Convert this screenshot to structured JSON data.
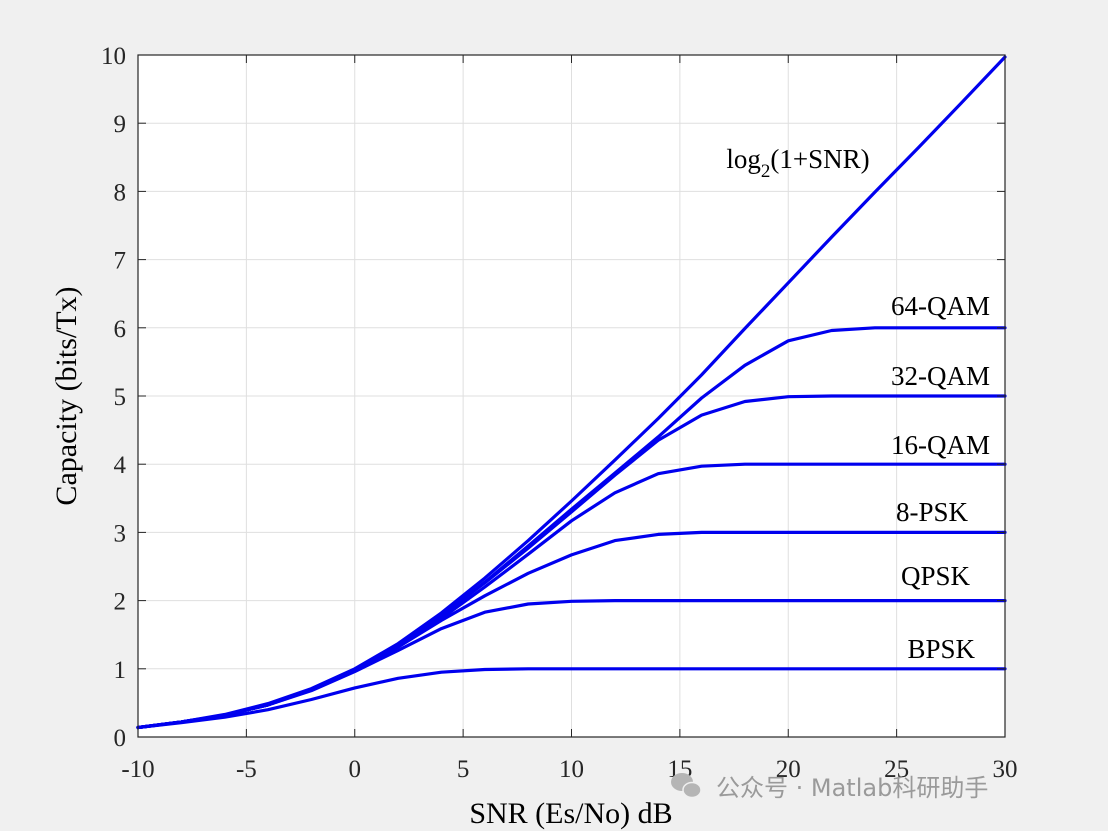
{
  "chart_data": {
    "type": "line",
    "title": "",
    "xlabel": "SNR (Es/No) dB",
    "ylabel": "Capacity (bits/Tx)",
    "xlim": [
      -10,
      30
    ],
    "ylim": [
      0,
      10
    ],
    "grid": true,
    "line_color": "#0000ee",
    "xticks": [
      -10,
      -5,
      0,
      5,
      10,
      15,
      20,
      25,
      30
    ],
    "yticks": [
      0,
      1,
      2,
      3,
      4,
      5,
      6,
      7,
      8,
      9,
      10
    ],
    "x": [
      -10,
      -8,
      -6,
      -4,
      -2,
      0,
      2,
      4,
      6,
      8,
      10,
      12,
      14,
      16,
      18,
      20,
      22,
      24,
      26,
      28,
      30
    ],
    "series": [
      {
        "name": "log2(1+SNR)",
        "label_parts": [
          "log",
          "2",
          "(1+SNR)"
        ],
        "values": [
          0.14,
          0.22,
          0.33,
          0.49,
          0.71,
          1.0,
          1.37,
          1.82,
          2.33,
          2.88,
          3.46,
          4.06,
          4.67,
          5.31,
          5.99,
          6.66,
          7.33,
          7.99,
          8.64,
          9.3,
          9.97
        ]
      },
      {
        "name": "64-QAM",
        "values": [
          0.14,
          0.22,
          0.32,
          0.47,
          0.69,
          0.98,
          1.35,
          1.78,
          2.27,
          2.8,
          3.34,
          3.87,
          4.4,
          4.97,
          5.45,
          5.81,
          5.96,
          6.0,
          6.0,
          6.0,
          6.0
        ]
      },
      {
        "name": "32-QAM",
        "values": [
          0.14,
          0.22,
          0.32,
          0.47,
          0.69,
          0.98,
          1.35,
          1.78,
          2.26,
          2.77,
          3.3,
          3.84,
          4.35,
          4.72,
          4.92,
          4.99,
          5.0,
          5.0,
          5.0,
          5.0,
          5.0
        ]
      },
      {
        "name": "16-QAM",
        "values": [
          0.14,
          0.22,
          0.32,
          0.47,
          0.69,
          0.97,
          1.32,
          1.74,
          2.2,
          2.68,
          3.17,
          3.58,
          3.86,
          3.97,
          4.0,
          4.0,
          4.0,
          4.0,
          4.0,
          4.0,
          4.0
        ]
      },
      {
        "name": "8-PSK",
        "values": [
          0.14,
          0.22,
          0.32,
          0.47,
          0.69,
          0.97,
          1.32,
          1.71,
          2.07,
          2.4,
          2.67,
          2.88,
          2.97,
          3.0,
          3.0,
          3.0,
          3.0,
          3.0,
          3.0,
          3.0,
          3.0
        ]
      },
      {
        "name": "QPSK",
        "values": [
          0.14,
          0.22,
          0.32,
          0.47,
          0.68,
          0.96,
          1.27,
          1.59,
          1.83,
          1.95,
          1.99,
          2.0,
          2.0,
          2.0,
          2.0,
          2.0,
          2.0,
          2.0,
          2.0,
          2.0,
          2.0
        ]
      },
      {
        "name": "BPSK",
        "values": [
          0.14,
          0.21,
          0.29,
          0.4,
          0.55,
          0.72,
          0.86,
          0.95,
          0.99,
          1.0,
          1.0,
          1.0,
          1.0,
          1.0,
          1.0,
          1.0,
          1.0,
          1.0,
          1.0,
          1.0,
          1.0
        ]
      }
    ]
  },
  "watermark": "公众号 · Matlab科研助手"
}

──────

Copy the listing in full and without alteration, omitting every picture.

Convert this screenshot to structured JSON data.
{
  "chart_data": {
    "type": "line",
    "title": "",
    "xlabel": "SNR (Es/No) dB",
    "ylabel": "Capacity (bits/Tx)",
    "xlim": [
      -10,
      30
    ],
    "ylim": [
      0,
      10
    ],
    "grid": true,
    "line_color": "#0000ee",
    "xticks": [
      -10,
      -5,
      0,
      5,
      10,
      15,
      20,
      25,
      30
    ],
    "yticks": [
      0,
      1,
      2,
      3,
      4,
      5,
      6,
      7,
      8,
      9,
      10
    ],
    "x": [
      -10,
      -8,
      -6,
      -4,
      -2,
      0,
      2,
      4,
      6,
      8,
      10,
      12,
      14,
      16,
      18,
      20,
      22,
      24,
      26,
      28,
      30
    ],
    "series": [
      {
        "name": "log2(1+SNR)",
        "label_parts": [
          "log",
          "2",
          "(1+SNR)"
        ],
        "values": [
          0.14,
          0.22,
          0.33,
          0.49,
          0.71,
          1.0,
          1.37,
          1.82,
          2.33,
          2.88,
          3.46,
          4.06,
          4.67,
          5.31,
          5.99,
          6.66,
          7.33,
          7.99,
          8.64,
          9.3,
          9.97
        ]
      },
      {
        "name": "64-QAM",
        "values": [
          0.14,
          0.22,
          0.32,
          0.47,
          0.69,
          0.98,
          1.35,
          1.78,
          2.27,
          2.8,
          3.34,
          3.87,
          4.4,
          4.97,
          5.45,
          5.81,
          5.96,
          6.0,
          6.0,
          6.0,
          6.0
        ]
      },
      {
        "name": "32-QAM",
        "values": [
          0.14,
          0.22,
          0.32,
          0.47,
          0.69,
          0.98,
          1.35,
          1.78,
          2.26,
          2.77,
          3.3,
          3.84,
          4.35,
          4.72,
          4.92,
          4.99,
          5.0,
          5.0,
          5.0,
          5.0,
          5.0
        ]
      },
      {
        "name": "16-QAM",
        "values": [
          0.14,
          0.22,
          0.32,
          0.47,
          0.69,
          0.97,
          1.32,
          1.74,
          2.2,
          2.68,
          3.17,
          3.58,
          3.86,
          3.97,
          4.0,
          4.0,
          4.0,
          4.0,
          4.0,
          4.0,
          4.0
        ]
      },
      {
        "name": "8-PSK",
        "values": [
          0.14,
          0.22,
          0.32,
          0.47,
          0.69,
          0.97,
          1.32,
          1.71,
          2.07,
          2.4,
          2.67,
          2.88,
          2.97,
          3.0,
          3.0,
          3.0,
          3.0,
          3.0,
          3.0,
          3.0,
          3.0
        ]
      },
      {
        "name": "QPSK",
        "values": [
          0.14,
          0.22,
          0.32,
          0.47,
          0.68,
          0.96,
          1.27,
          1.59,
          1.83,
          1.95,
          1.99,
          2.0,
          2.0,
          2.0,
          2.0,
          2.0,
          2.0,
          2.0,
          2.0,
          2.0,
          2.0
        ]
      },
      {
        "name": "BPSK",
        "values": [
          0.14,
          0.21,
          0.29,
          0.4,
          0.55,
          0.72,
          0.86,
          0.95,
          0.99,
          1.0,
          1.0,
          1.0,
          1.0,
          1.0,
          1.0,
          1.0,
          1.0,
          1.0,
          1.0,
          1.0,
          1.0
        ]
      }
    ]
  },
  "watermark": "公众号 · Matlab科研助手"
}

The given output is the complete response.